**Task to carry out**.
Below are entries to be transcribed exactly; exclude the pictures from the copy.

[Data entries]

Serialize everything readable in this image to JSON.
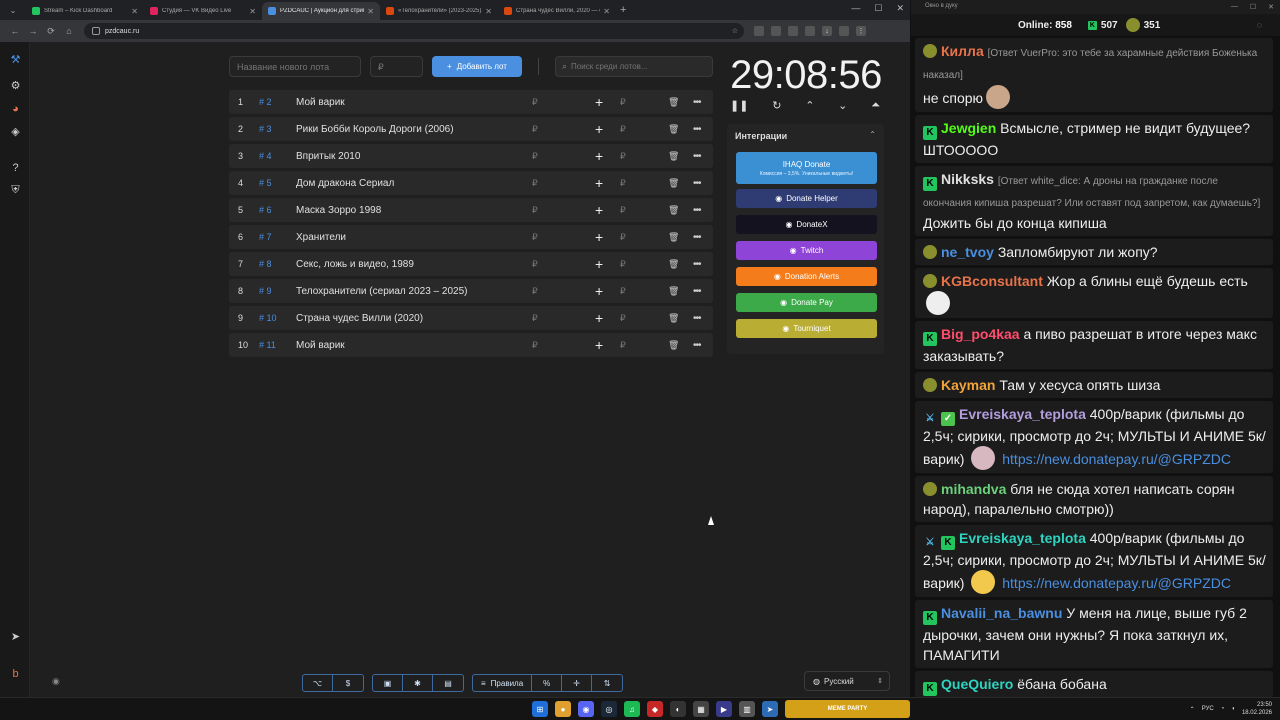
{
  "browser": {
    "tabs": [
      {
        "title": "Stream – Kick Dashboard",
        "color": "#22c55e"
      },
      {
        "title": "Студия — VK Видео Live",
        "color": "#e0245e"
      },
      {
        "title": "PZDCAUC | Аукцион для стрим...",
        "color": "#4a8fe0",
        "active": true
      },
      {
        "title": "«Телохранители» (2023-2025)...",
        "color": "#d9480f"
      },
      {
        "title": "Страна чудес Вилли, 2020 — о...",
        "color": "#d9480f"
      }
    ],
    "url": "pzdcauc.ru"
  },
  "auction": {
    "lot_name_placeholder": "Название нового лота",
    "lot_price_placeholder": "₽",
    "add_lot_label": "Добавить лот",
    "search_placeholder": "Поиск среди лотов...",
    "currency": "₽",
    "lots": [
      {
        "num": "1",
        "id": "# 2",
        "name": "Мой варик"
      },
      {
        "num": "2",
        "id": "# 3",
        "name": "Рики Бобби Король Дороги (2006)"
      },
      {
        "num": "3",
        "id": "# 4",
        "name": "Впритык 2010"
      },
      {
        "num": "4",
        "id": "# 5",
        "name": "Дом дракона Сериал"
      },
      {
        "num": "5",
        "id": "# 6",
        "name": "Маска Зорро 1998"
      },
      {
        "num": "6",
        "id": "# 7",
        "name": "Хранители"
      },
      {
        "num": "7",
        "id": "# 8",
        "name": "Секс, ложь и видео, 1989"
      },
      {
        "num": "8",
        "id": "# 9",
        "name": "Телохранители (сериал 2023 – 2025)"
      },
      {
        "num": "9",
        "id": "# 10",
        "name": "Страна чудес Вилли (2020)"
      },
      {
        "num": "10",
        "id": "# 11",
        "name": "Мой варик"
      }
    ],
    "timer": "29:08:56",
    "integrations": {
      "header": "Интеграции",
      "ihaq_label": "IHAQ Donate",
      "ihaq_sub": "Комиссия – 3,5%. Уникальные виджеты!",
      "buttons": [
        {
          "label": "Donate Helper",
          "color": "#2f3b73"
        },
        {
          "label": "DonateX",
          "color": "#14121f"
        },
        {
          "label": "Twitch",
          "color": "#8e44d6"
        },
        {
          "label": "Donation Alerts",
          "color": "#f57c1b"
        },
        {
          "label": "Donate Pay",
          "color": "#3daa4a"
        },
        {
          "label": "Tourniquet",
          "color": "#b9ad34"
        }
      ]
    },
    "bottom": {
      "rules_label": "Правила",
      "language": "Русский"
    }
  },
  "chat": {
    "window_title": "Окно в дуку",
    "online_label": "Online:",
    "online_count": "858",
    "kick_count": "507",
    "vk_count": "351",
    "messages": [
      {
        "badge": "vk",
        "user": "Килла",
        "color": "#e8734a",
        "reply": "[Ответ VuerPro: это тебе за харамные действия Боженька наказал]",
        "text": "не спорю"
      },
      {
        "badge": "kick",
        "user": "Jewgien",
        "color": "#53fc18",
        "text": "Всмысле, стример не видит будущее? ШТООООО"
      },
      {
        "badge": "kick",
        "user": "Nikksks",
        "color": "#e0e0e0",
        "reply": "[Ответ white_dice: А дроны на гражданке после окончания кипиша разрешат? Или оставят под запретом, как думаешь?]",
        "text": "Дожить бы до конца кипиша"
      },
      {
        "badge": "vk",
        "user": "ne_tvoy",
        "color": "#4a8fe0",
        "text": "Запломбируют ли жопу?"
      },
      {
        "badge": "vk",
        "user": "KGBconsultant",
        "color": "#e8734a",
        "text": "Жор а блины ещё будешь есть"
      },
      {
        "badge": "kick",
        "user": "Big_po4kaa",
        "color": "#ff4d6d",
        "text": "а пиво разрешат в итоге через макс заказывать?"
      },
      {
        "badge": "vk",
        "user": "Kayman",
        "color": "#f2a33a",
        "text": "Там у хесуса опять шиза"
      },
      {
        "badge": "check",
        "user": "Evreiskaya_teplota",
        "color": "#b39ddb",
        "text": "400р/варик (фильмы до 2,5ч; сирики, просмотр до 2ч; МУЛЬТЫ И АНИМЕ 5к/варик)",
        "link": "https://new.donatepay.ru/@GRPZDC"
      },
      {
        "badge": "vk",
        "user": "mihandva",
        "color": "#6bd17a",
        "text": "бля не сюда хотел написать сорян народ), паралельно смотрю))"
      },
      {
        "badge": "kick",
        "user": "Evreiskaya_teplota",
        "color": "#2dd4bf",
        "text": "400р/варик (фильмы до 2,5ч; сирики, просмотр до 2ч; МУЛЬТЫ И АНИМЕ 5к/варик)",
        "link": "https://new.donatepay.ru/@GRPZDC"
      },
      {
        "badge": "kick",
        "user": "Navalii_na_bawnu",
        "color": "#4a8fe0",
        "text": "У меня на лице, выше губ 2 дырочки, зачем они нужны? Я пока заткнул их, ПАМАГИТИ"
      },
      {
        "badge": "kick",
        "user": "QueQuiero",
        "color": "#2dd4bf",
        "text": "ёбана бобана"
      }
    ]
  },
  "taskbar": {
    "meme_label": "MEME PARTY",
    "lang": "РУС",
    "time": "23:50",
    "date": "18.02.2026"
  }
}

**Answer to the exercise**.
Serialize everything readable in this image to JSON.
{
  "browser": {
    "tabs": [
      {
        "title": "Stream – Kick Dashboard",
        "color": "#22c55e"
      },
      {
        "title": "Студия — VK Видео Live",
        "color": "#e0245e"
      },
      {
        "title": "PZDCAUC | Аукцион для стрим...",
        "color": "#4a8fe0",
        "active": true
      },
      {
        "title": "«Телохранители» (2023-2025)...",
        "color": "#d9480f"
      },
      {
        "title": "Страна чудес Вилли, 2020 — о...",
        "color": "#d9480f"
      }
    ],
    "url": "pzdcauc.ru"
  },
  "auction": {
    "lot_name_placeholder": "Название нового лота",
    "lot_price_placeholder": "₽",
    "add_lot_label": "Добавить лот",
    "search_placeholder": "Поиск среди лотов...",
    "currency": "₽",
    "lots": [
      {
        "num": "1",
        "id": "# 2",
        "name": "Мой варик"
      },
      {
        "num": "2",
        "id": "# 3",
        "name": "Рики Бобби Король Дороги (2006)"
      },
      {
        "num": "3",
        "id": "# 4",
        "name": "Впритык 2010"
      },
      {
        "num": "4",
        "id": "# 5",
        "name": "Дом дракона Сериал"
      },
      {
        "num": "5",
        "id": "# 6",
        "name": "Маска Зорро 1998"
      },
      {
        "num": "6",
        "id": "# 7",
        "name": "Хранители"
      },
      {
        "num": "7",
        "id": "# 8",
        "name": "Секс, ложь и видео, 1989"
      },
      {
        "num": "8",
        "id": "# 9",
        "name": "Телохранители (сериал 2023 – 2025)"
      },
      {
        "num": "9",
        "id": "# 10",
        "name": "Страна чудес Вилли (2020)"
      },
      {
        "num": "10",
        "id": "# 11",
        "name": "Мой варик"
      }
    ],
    "timer": "29:08:56",
    "integrations": {
      "header": "Интеграции",
      "ihaq_label": "IHAQ Donate",
      "ihaq_sub": "Комиссия – 3,5%. Уникальные виджеты!",
      "buttons": [
        {
          "label": "Donate Helper",
          "color": "#2f3b73"
        },
        {
          "label": "DonateX",
          "color": "#14121f"
        },
        {
          "label": "Twitch",
          "color": "#8e44d6"
        },
        {
          "label": "Donation Alerts",
          "color": "#f57c1b"
        },
        {
          "label": "Donate Pay",
          "color": "#3daa4a"
        },
        {
          "label": "Tourniquet",
          "color": "#b9ad34"
        }
      ]
    },
    "bottom": {
      "rules_label": "Правила",
      "language": "Русский"
    }
  },
  "chat": {
    "window_title": "Окно в дуку",
    "online_label": "Online:",
    "online_count": "858",
    "kick_count": "507",
    "vk_count": "351",
    "messages": [
      {
        "badge": "vk",
        "user": "Килла",
        "color": "#e8734a",
        "reply": "[Ответ VuerPro: это тебе за харамные действия Боженька наказал]",
        "text": "не спорю"
      },
      {
        "badge": "kick",
        "user": "Jewgien",
        "color": "#53fc18",
        "text": "Всмысле, стример не видит будущее? ШТООООО"
      },
      {
        "badge": "kick",
        "user": "Nikksks",
        "color": "#e0e0e0",
        "reply": "[Ответ white_dice: А дроны на гражданке после окончания кипиша разрешат? Или оставят под запретом, как думаешь?]",
        "text": "Дожить бы до конца кипиша"
      },
      {
        "badge": "vk",
        "user": "ne_tvoy",
        "color": "#4a8fe0",
        "text": "Запломбируют ли жопу?"
      },
      {
        "badge": "vk",
        "user": "KGBconsultant",
        "color": "#e8734a",
        "text": "Жор а блины ещё будешь есть"
      },
      {
        "badge": "kick",
        "user": "Big_po4kaa",
        "color": "#ff4d6d",
        "text": "а пиво разрешат в итоге через макс заказывать?"
      },
      {
        "badge": "vk",
        "user": "Kayman",
        "color": "#f2a33a",
        "text": "Там у хесуса опять шиза"
      },
      {
        "badge": "check",
        "user": "Evreiskaya_teplota",
        "color": "#b39ddb",
        "text": "400р/варик (фильмы до 2,5ч; сирики, просмотр до 2ч; МУЛЬТЫ И АНИМЕ 5к/варик)",
        "link": "https://new.donatepay.ru/@GRPZDC"
      },
      {
        "badge": "vk",
        "user": "mihandva",
        "color": "#6bd17a",
        "text": "бля не сюда хотел написать сорян народ), паралельно смотрю))"
      },
      {
        "badge": "kick",
        "user": "Evreiskaya_teplota",
        "color": "#2dd4bf",
        "text": "400р/варик (фильмы до 2,5ч; сирики, просмотр до 2ч; МУЛЬТЫ И АНИМЕ 5к/варик)",
        "link": "https://new.donatepay.ru/@GRPZDC"
      },
      {
        "badge": "kick",
        "user": "Navalii_na_bawnu",
        "color": "#4a8fe0",
        "text": "У меня на лице, выше губ 2 дырочки, зачем они нужны? Я пока заткнул их, ПАМАГИТИ"
      },
      {
        "badge": "kick",
        "user": "QueQuiero",
        "color": "#2dd4bf",
        "text": "ёбана бобана"
      }
    ]
  },
  "taskbar": {
    "meme_label": "MEME PARTY",
    "lang": "РУС",
    "time": "23:50",
    "date": "18.02.2026"
  }
}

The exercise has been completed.